Quote the records that follow in full, leaving the pictures out.

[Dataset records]
=======
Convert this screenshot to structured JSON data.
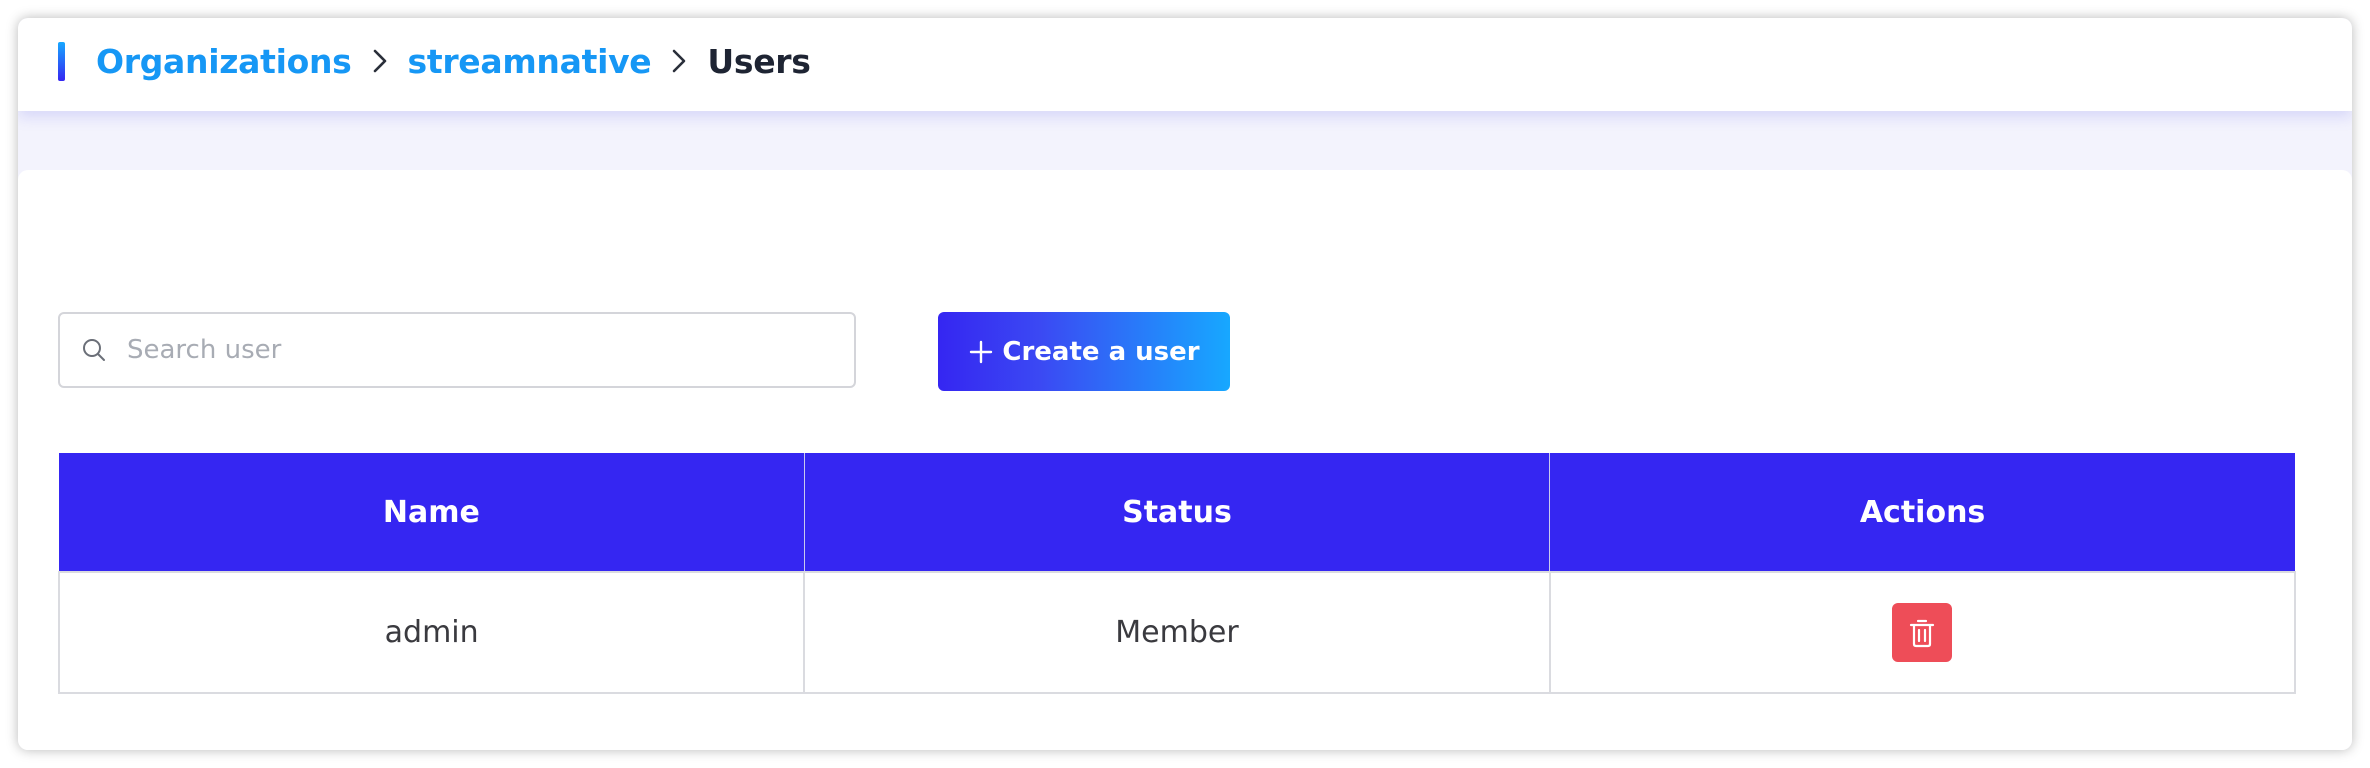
{
  "breadcrumb": {
    "items": [
      {
        "label": "Organizations"
      },
      {
        "label": "streamnative"
      },
      {
        "label": "Users"
      }
    ]
  },
  "search": {
    "placeholder": "Search user",
    "value": "",
    "icon": "search-icon"
  },
  "toolbar": {
    "create_label": "Create a user",
    "create_icon": "plus-icon"
  },
  "table": {
    "columns": [
      "Name",
      "Status",
      "Actions"
    ],
    "rows": [
      {
        "name": "admin",
        "status": "Member",
        "action_icon": "trash-icon"
      }
    ]
  },
  "colors": {
    "accent": "#3526f2",
    "link": "#1697f5",
    "gradient_end": "#17a8ff",
    "danger": "#ee4d58"
  }
}
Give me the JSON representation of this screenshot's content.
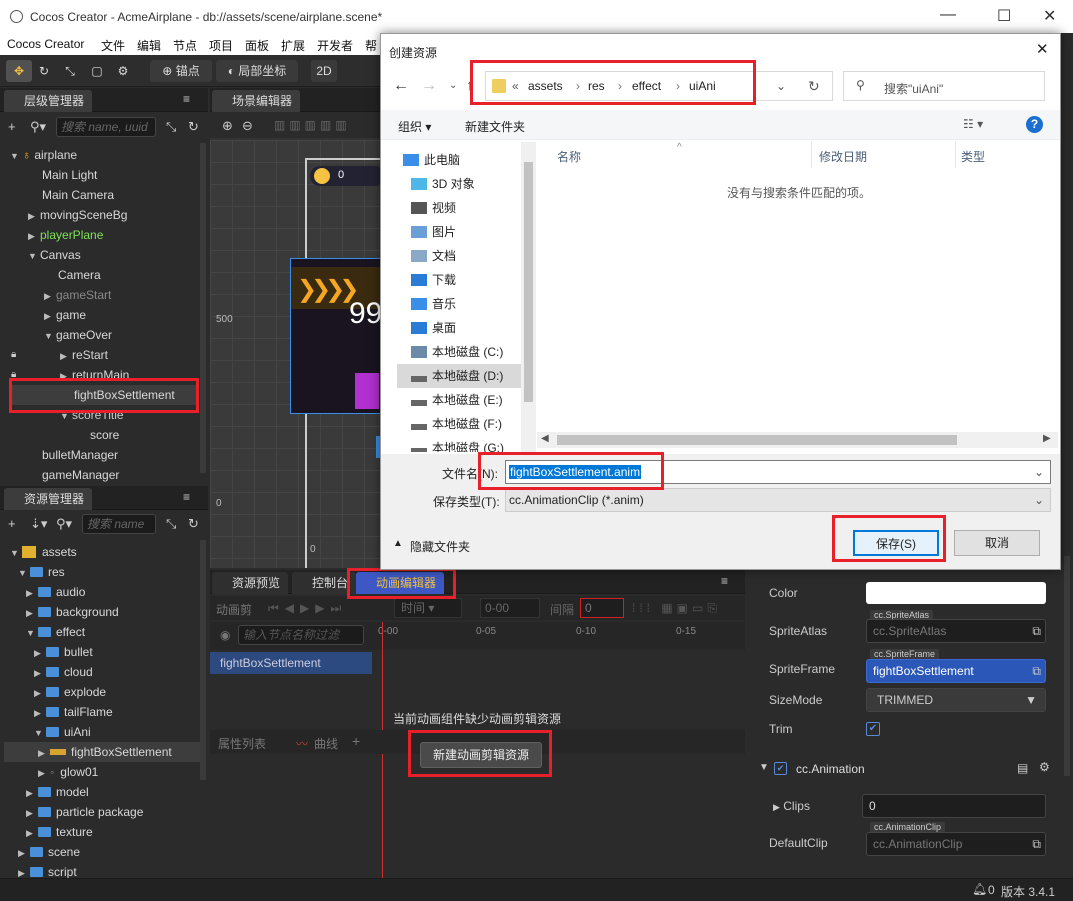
{
  "window": {
    "title": "Cocos Creator - AcmeAirplane - db://assets/scene/airplane.scene*",
    "minimize": "—",
    "maximize": "☐",
    "close": "✕"
  },
  "menubar": [
    "Cocos Creator",
    "文件",
    "编辑",
    "节点",
    "项目",
    "面板",
    "扩展",
    "开发者",
    "帮"
  ],
  "toolbar": {
    "anchor": "锚点",
    "local": "局部坐标",
    "mode2d": "2D"
  },
  "hierarchy": {
    "title": "层级管理器",
    "search_placeholder": "搜索 name, uuid",
    "items": [
      {
        "label": "airplane"
      },
      {
        "label": "Main Light"
      },
      {
        "label": "Main Camera"
      },
      {
        "label": "movingSceneBg"
      },
      {
        "label": "playerPlane"
      },
      {
        "label": "Canvas"
      },
      {
        "label": "Camera"
      },
      {
        "label": "gameStart"
      },
      {
        "label": "game"
      },
      {
        "label": "gameOver"
      },
      {
        "label": "reStart"
      },
      {
        "label": "returnMain"
      },
      {
        "label": "fightBoxSettlement"
      },
      {
        "label": "scoreTitle"
      },
      {
        "label": "score"
      },
      {
        "label": "bulletManager"
      },
      {
        "label": "gameManager"
      }
    ]
  },
  "assets": {
    "title": "资源管理器",
    "search_placeholder": "搜索 name",
    "items": [
      {
        "label": "assets"
      },
      {
        "label": "res"
      },
      {
        "label": "audio"
      },
      {
        "label": "background"
      },
      {
        "label": "effect"
      },
      {
        "label": "bullet"
      },
      {
        "label": "cloud"
      },
      {
        "label": "explode"
      },
      {
        "label": "tailFlame"
      },
      {
        "label": "uiAni"
      },
      {
        "label": "fightBoxSettlement"
      },
      {
        "label": "glow01"
      },
      {
        "label": "model"
      },
      {
        "label": "particle package"
      },
      {
        "label": "texture"
      },
      {
        "label": "scene"
      },
      {
        "label": "script"
      }
    ]
  },
  "scene": {
    "title": "场景编辑器",
    "ruler_500": "500",
    "ruler_0": "0",
    "ruler_0b": "0",
    "score": "0",
    "big": "99"
  },
  "bottom_tabs": {
    "preview": "资源预览",
    "console": "控制台",
    "anim": "动画编辑器"
  },
  "anim_editor": {
    "clip_label": "动画剪",
    "time_label": "时间",
    "time_value": "0-00",
    "interval_label": "间隔",
    "interval_value": "0",
    "node_search_placeholder": "输入节点名称过滤",
    "ticks": [
      "0-00",
      "0-05",
      "0-10",
      "0-15"
    ],
    "node": "fightBoxSettlement",
    "prop_list": "属性列表",
    "curve": "曲线",
    "missing_msg": "当前动画组件缺少动画剪辑资源",
    "new_clip_btn": "新建动画剪辑资源"
  },
  "inspector": {
    "color_label": "Color",
    "atlas_label": "SpriteAtlas",
    "atlas_tag": "cc.SpriteAtlas",
    "atlas_value": "cc.SpriteAtlas",
    "frame_label": "SpriteFrame",
    "frame_tag": "cc.SpriteFrame",
    "frame_value": "fightBoxSettlement",
    "sizemode_label": "SizeMode",
    "sizemode_value": "TRIMMED",
    "trim_label": "Trim",
    "anim_comp": "cc.Animation",
    "clips_label": "Clips",
    "clips_value": "0",
    "default_label": "DefaultClip",
    "default_tag": "cc.AnimationClip",
    "default_value": "cc.AnimationClip"
  },
  "status": {
    "bell_count": "0",
    "version": "版本 3.4.1"
  },
  "dialog": {
    "title": "创建资源",
    "close": "✕",
    "breadcrumb": [
      "assets",
      "res",
      "effect",
      "uiAni"
    ],
    "search_placeholder": "搜索\"uiAni\"",
    "organize": "组织 ▾",
    "new_folder": "新建文件夹",
    "nav": [
      "此电脑",
      "3D 对象",
      "视频",
      "图片",
      "文档",
      "下载",
      "音乐",
      "桌面",
      "本地磁盘 (C:)",
      "本地磁盘 (D:)",
      "本地磁盘 (E:)",
      "本地磁盘 (F:)",
      "本地磁盘 (G:)"
    ],
    "col_name": "名称",
    "col_date": "修改日期",
    "col_type": "类型",
    "empty_msg": "没有与搜索条件匹配的项。",
    "filename_label": "文件名(N):",
    "filename_value": "fightBoxSettlement.anim",
    "savetype_label": "保存类型(T):",
    "savetype_value": "cc.AnimationClip (*.anim)",
    "hide_folders": "隐藏文件夹",
    "save_btn": "保存(S)",
    "cancel_btn": "取消"
  }
}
=======
EXPECTED OUTPUT:
Convert this screenshot to structured JSON data.
{
  "breadcrumb": {
    "items": [
      {
        "label": "Organizations"
      },
      {
        "label": "streamnative"
      },
      {
        "label": "Users"
      }
    ]
  },
  "search": {
    "placeholder": "Search user",
    "value": "",
    "icon": "search-icon"
  },
  "toolbar": {
    "create_label": "Create a user",
    "create_icon": "plus-icon"
  },
  "table": {
    "columns": [
      "Name",
      "Status",
      "Actions"
    ],
    "rows": [
      {
        "name": "admin",
        "status": "Member",
        "action_icon": "trash-icon"
      }
    ]
  },
  "colors": {
    "accent": "#3526f2",
    "link": "#1697f5",
    "gradient_end": "#17a8ff",
    "danger": "#ee4d58"
  }
}
Give me the JSON representation of this screenshot's content.
{
  "window": {
    "title": "Cocos Creator - AcmeAirplane - db://assets/scene/airplane.scene*",
    "minimize": "—",
    "maximize": "☐",
    "close": "✕"
  },
  "menubar": [
    "Cocos Creator",
    "文件",
    "编辑",
    "节点",
    "项目",
    "面板",
    "扩展",
    "开发者",
    "帮"
  ],
  "toolbar": {
    "anchor": "锚点",
    "local": "局部坐标",
    "mode2d": "2D"
  },
  "hierarchy": {
    "title": "层级管理器",
    "search_placeholder": "搜索 name, uuid",
    "items": [
      {
        "label": "airplane"
      },
      {
        "label": "Main Light"
      },
      {
        "label": "Main Camera"
      },
      {
        "label": "movingSceneBg"
      },
      {
        "label": "playerPlane"
      },
      {
        "label": "Canvas"
      },
      {
        "label": "Camera"
      },
      {
        "label": "gameStart"
      },
      {
        "label": "game"
      },
      {
        "label": "gameOver"
      },
      {
        "label": "reStart"
      },
      {
        "label": "returnMain"
      },
      {
        "label": "fightBoxSettlement"
      },
      {
        "label": "scoreTitle"
      },
      {
        "label": "score"
      },
      {
        "label": "bulletManager"
      },
      {
        "label": "gameManager"
      }
    ]
  },
  "assets": {
    "title": "资源管理器",
    "search_placeholder": "搜索 name",
    "items": [
      {
        "label": "assets"
      },
      {
        "label": "res"
      },
      {
        "label": "audio"
      },
      {
        "label": "background"
      },
      {
        "label": "effect"
      },
      {
        "label": "bullet"
      },
      {
        "label": "cloud"
      },
      {
        "label": "explode"
      },
      {
        "label": "tailFlame"
      },
      {
        "label": "uiAni"
      },
      {
        "label": "fightBoxSettlement"
      },
      {
        "label": "glow01"
      },
      {
        "label": "model"
      },
      {
        "label": "particle package"
      },
      {
        "label": "texture"
      },
      {
        "label": "scene"
      },
      {
        "label": "script"
      }
    ]
  },
  "scene": {
    "title": "场景编辑器",
    "ruler_500": "500",
    "ruler_0": "0",
    "ruler_0b": "0",
    "score": "0",
    "big": "99"
  },
  "bottom_tabs": {
    "preview": "资源预览",
    "console": "控制台",
    "anim": "动画编辑器"
  },
  "anim_editor": {
    "clip_label": "动画剪",
    "time_label": "时间",
    "time_value": "0-00",
    "interval_label": "间隔",
    "interval_value": "0",
    "node_search_placeholder": "输入节点名称过滤",
    "ticks": [
      "0-00",
      "0-05",
      "0-10",
      "0-15"
    ],
    "node": "fightBoxSettlement",
    "prop_list": "属性列表",
    "curve": "曲线",
    "missing_msg": "当前动画组件缺少动画剪辑资源",
    "new_clip_btn": "新建动画剪辑资源"
  },
  "inspector": {
    "color_label": "Color",
    "atlas_label": "SpriteAtlas",
    "atlas_tag": "cc.SpriteAtlas",
    "atlas_value": "cc.SpriteAtlas",
    "frame_label": "SpriteFrame",
    "frame_tag": "cc.SpriteFrame",
    "frame_value": "fightBoxSettlement",
    "sizemode_label": "SizeMode",
    "sizemode_value": "TRIMMED",
    "trim_label": "Trim",
    "anim_comp": "cc.Animation",
    "clips_label": "Clips",
    "clips_value": "0",
    "default_label": "DefaultClip",
    "default_tag": "cc.AnimationClip",
    "default_value": "cc.AnimationClip"
  },
  "status": {
    "bell_count": "0",
    "version": "版本 3.4.1"
  },
  "dialog": {
    "title": "创建资源",
    "close": "✕",
    "breadcrumb": [
      "assets",
      "res",
      "effect",
      "uiAni"
    ],
    "search_placeholder": "搜索\"uiAni\"",
    "organize": "组织 ▾",
    "new_folder": "新建文件夹",
    "nav": [
      "此电脑",
      "3D 对象",
      "视频",
      "图片",
      "文档",
      "下载",
      "音乐",
      "桌面",
      "本地磁盘 (C:)",
      "本地磁盘 (D:)",
      "本地磁盘 (E:)",
      "本地磁盘 (F:)",
      "本地磁盘 (G:)"
    ],
    "col_name": "名称",
    "col_date": "修改日期",
    "col_type": "类型",
    "empty_msg": "没有与搜索条件匹配的项。",
    "filename_label": "文件名(N):",
    "filename_value": "fightBoxSettlement.anim",
    "savetype_label": "保存类型(T):",
    "savetype_value": "cc.AnimationClip (*.anim)",
    "hide_folders": "隐藏文件夹",
    "save_btn": "保存(S)",
    "cancel_btn": "取消"
  }
}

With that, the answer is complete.